-- Start of Material for this exercise --

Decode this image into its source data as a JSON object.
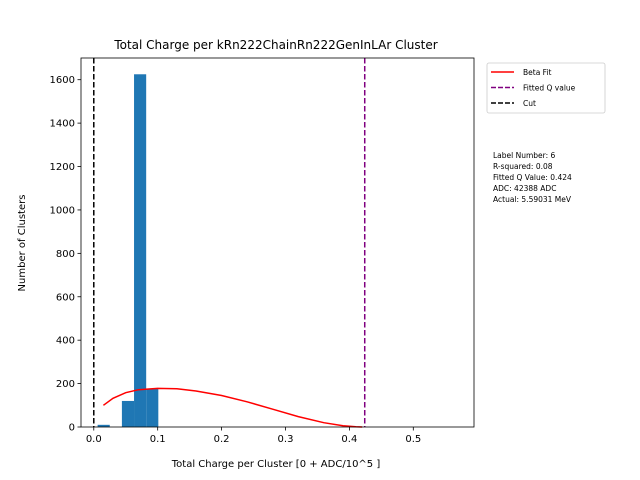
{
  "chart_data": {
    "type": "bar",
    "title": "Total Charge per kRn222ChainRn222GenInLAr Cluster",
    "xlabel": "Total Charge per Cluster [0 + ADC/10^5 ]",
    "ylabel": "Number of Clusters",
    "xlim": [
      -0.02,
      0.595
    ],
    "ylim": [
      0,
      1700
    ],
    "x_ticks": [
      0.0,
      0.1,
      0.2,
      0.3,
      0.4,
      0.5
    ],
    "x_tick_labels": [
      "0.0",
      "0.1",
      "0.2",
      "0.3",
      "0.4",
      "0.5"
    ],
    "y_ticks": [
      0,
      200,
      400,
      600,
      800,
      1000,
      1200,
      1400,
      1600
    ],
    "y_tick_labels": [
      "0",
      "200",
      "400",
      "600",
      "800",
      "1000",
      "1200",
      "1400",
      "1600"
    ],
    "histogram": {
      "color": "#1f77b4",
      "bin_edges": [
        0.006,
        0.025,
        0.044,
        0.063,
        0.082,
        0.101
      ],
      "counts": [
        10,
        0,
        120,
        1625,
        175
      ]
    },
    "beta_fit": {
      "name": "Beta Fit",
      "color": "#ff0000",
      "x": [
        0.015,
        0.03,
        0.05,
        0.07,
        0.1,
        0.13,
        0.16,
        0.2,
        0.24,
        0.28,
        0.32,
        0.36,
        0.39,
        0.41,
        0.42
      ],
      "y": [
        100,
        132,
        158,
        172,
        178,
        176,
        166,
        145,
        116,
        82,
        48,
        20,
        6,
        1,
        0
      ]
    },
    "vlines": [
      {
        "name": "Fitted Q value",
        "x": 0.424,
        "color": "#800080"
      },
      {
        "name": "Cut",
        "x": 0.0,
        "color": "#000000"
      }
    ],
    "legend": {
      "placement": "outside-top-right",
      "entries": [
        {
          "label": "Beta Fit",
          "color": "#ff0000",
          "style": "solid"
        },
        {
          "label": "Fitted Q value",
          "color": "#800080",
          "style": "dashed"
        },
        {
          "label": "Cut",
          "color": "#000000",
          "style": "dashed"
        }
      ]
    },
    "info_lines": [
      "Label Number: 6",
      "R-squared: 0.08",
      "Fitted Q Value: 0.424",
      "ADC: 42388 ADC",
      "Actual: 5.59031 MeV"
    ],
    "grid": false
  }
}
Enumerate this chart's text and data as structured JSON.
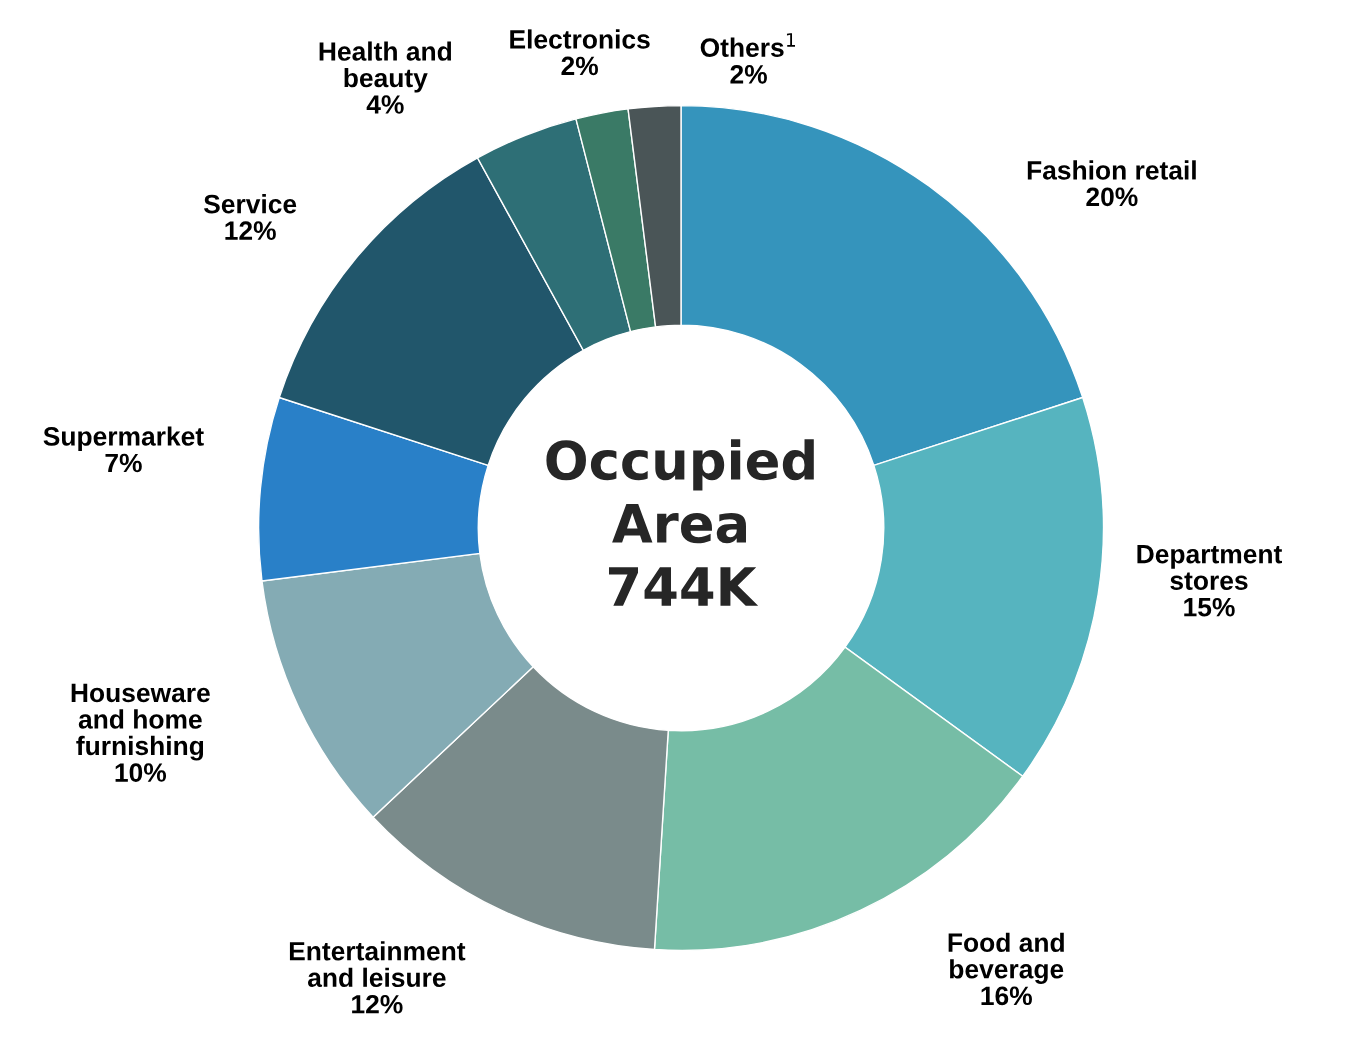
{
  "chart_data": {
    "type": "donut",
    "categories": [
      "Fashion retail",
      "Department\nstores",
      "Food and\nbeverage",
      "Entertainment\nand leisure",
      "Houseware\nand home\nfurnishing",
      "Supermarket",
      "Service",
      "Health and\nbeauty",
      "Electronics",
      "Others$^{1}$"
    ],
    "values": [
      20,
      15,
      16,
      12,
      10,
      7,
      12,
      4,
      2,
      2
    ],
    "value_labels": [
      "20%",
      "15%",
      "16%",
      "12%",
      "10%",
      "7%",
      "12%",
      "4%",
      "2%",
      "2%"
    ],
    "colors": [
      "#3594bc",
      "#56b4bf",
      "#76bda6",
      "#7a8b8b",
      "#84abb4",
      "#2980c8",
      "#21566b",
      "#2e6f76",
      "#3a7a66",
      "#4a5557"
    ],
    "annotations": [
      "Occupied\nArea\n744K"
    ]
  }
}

-- End of Material for this exercise --

### To do:
Look for the word "Number" in every line of the listing and copy the lines that have it.

### Output of the task:
    "ylabel": "Number of Clusters",
      "Label Number: 6",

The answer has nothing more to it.